- [Instructions for the task] Exactly the lines from the one containing "Output a JSON" through the final line of the listing are to be retyped, and nothing more.

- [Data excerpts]
——————————

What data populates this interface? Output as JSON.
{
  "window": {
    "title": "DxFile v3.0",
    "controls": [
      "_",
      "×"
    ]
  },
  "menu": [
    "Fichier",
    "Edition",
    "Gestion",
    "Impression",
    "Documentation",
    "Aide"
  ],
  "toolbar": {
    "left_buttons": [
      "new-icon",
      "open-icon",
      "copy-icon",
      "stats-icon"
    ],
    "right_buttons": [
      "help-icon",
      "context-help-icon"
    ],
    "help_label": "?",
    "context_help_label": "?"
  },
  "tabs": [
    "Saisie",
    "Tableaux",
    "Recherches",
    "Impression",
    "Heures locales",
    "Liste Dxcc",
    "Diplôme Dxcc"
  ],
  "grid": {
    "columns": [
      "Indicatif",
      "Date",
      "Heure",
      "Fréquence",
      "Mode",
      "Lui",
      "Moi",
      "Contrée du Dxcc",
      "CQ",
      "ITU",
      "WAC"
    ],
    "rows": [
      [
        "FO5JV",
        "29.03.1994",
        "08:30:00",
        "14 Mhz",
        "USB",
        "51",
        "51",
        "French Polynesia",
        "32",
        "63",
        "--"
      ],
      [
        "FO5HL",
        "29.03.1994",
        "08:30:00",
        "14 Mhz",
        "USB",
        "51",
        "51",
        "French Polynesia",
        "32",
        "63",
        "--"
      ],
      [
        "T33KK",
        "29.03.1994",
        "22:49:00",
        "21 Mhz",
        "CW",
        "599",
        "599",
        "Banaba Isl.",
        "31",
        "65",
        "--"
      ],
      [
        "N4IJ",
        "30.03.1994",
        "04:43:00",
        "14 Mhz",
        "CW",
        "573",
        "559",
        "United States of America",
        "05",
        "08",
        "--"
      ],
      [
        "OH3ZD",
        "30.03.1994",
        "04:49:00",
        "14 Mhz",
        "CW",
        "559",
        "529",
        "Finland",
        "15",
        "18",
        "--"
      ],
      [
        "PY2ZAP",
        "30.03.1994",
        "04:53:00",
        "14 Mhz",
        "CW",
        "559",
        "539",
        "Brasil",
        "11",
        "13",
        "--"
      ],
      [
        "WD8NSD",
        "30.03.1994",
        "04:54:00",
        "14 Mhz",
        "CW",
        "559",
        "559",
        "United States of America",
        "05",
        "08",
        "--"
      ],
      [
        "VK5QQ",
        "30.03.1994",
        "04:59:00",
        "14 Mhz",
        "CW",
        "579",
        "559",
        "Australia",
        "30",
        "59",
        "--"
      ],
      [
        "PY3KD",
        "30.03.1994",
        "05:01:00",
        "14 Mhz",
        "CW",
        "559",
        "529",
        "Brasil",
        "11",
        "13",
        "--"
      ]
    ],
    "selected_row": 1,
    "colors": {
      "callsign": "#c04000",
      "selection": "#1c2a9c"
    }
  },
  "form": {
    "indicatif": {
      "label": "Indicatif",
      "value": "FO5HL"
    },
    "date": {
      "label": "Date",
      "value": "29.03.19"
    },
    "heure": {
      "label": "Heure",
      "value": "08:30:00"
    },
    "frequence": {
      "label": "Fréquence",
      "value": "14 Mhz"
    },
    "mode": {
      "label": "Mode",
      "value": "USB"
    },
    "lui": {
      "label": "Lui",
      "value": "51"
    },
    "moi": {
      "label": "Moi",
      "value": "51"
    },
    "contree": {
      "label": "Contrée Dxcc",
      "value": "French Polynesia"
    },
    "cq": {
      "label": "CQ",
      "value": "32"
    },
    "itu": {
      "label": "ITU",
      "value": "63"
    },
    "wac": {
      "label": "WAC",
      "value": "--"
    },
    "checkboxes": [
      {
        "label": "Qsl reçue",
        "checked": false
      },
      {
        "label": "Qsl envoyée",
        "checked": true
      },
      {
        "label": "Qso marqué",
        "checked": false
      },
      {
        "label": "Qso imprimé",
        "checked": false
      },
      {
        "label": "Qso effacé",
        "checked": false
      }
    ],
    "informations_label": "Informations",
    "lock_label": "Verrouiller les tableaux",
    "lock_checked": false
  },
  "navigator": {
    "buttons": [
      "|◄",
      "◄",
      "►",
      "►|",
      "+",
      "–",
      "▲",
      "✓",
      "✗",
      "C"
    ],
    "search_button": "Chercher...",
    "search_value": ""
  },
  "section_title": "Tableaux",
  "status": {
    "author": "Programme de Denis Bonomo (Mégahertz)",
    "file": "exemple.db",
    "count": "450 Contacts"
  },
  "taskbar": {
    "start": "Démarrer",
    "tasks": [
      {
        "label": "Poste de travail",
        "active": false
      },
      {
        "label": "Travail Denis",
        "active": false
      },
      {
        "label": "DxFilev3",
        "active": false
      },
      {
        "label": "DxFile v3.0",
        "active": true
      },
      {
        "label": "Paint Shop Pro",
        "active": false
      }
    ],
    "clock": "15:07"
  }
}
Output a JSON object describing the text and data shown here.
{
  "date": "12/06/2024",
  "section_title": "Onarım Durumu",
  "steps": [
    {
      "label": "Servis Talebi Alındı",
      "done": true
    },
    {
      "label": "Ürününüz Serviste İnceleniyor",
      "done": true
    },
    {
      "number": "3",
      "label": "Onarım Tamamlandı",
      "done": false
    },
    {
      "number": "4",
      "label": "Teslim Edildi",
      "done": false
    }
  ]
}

——————————

- [Result of this task]
Output a JSON object describing the text and data shown here.
{
  "date": "12/06/2024",
  "section_title": "Onarım Durumu",
  "steps": [
    {
      "label": "Servis Talebi Alındı",
      "done": true
    },
    {
      "label": "Ürününüz Serviste İnceleniyor",
      "done": true
    },
    {
      "number": "3",
      "label": "Onarım Tamamlandı",
      "done": false
    },
    {
      "number": "4",
      "label": "Teslim Edildi",
      "done": false
    }
  ]
}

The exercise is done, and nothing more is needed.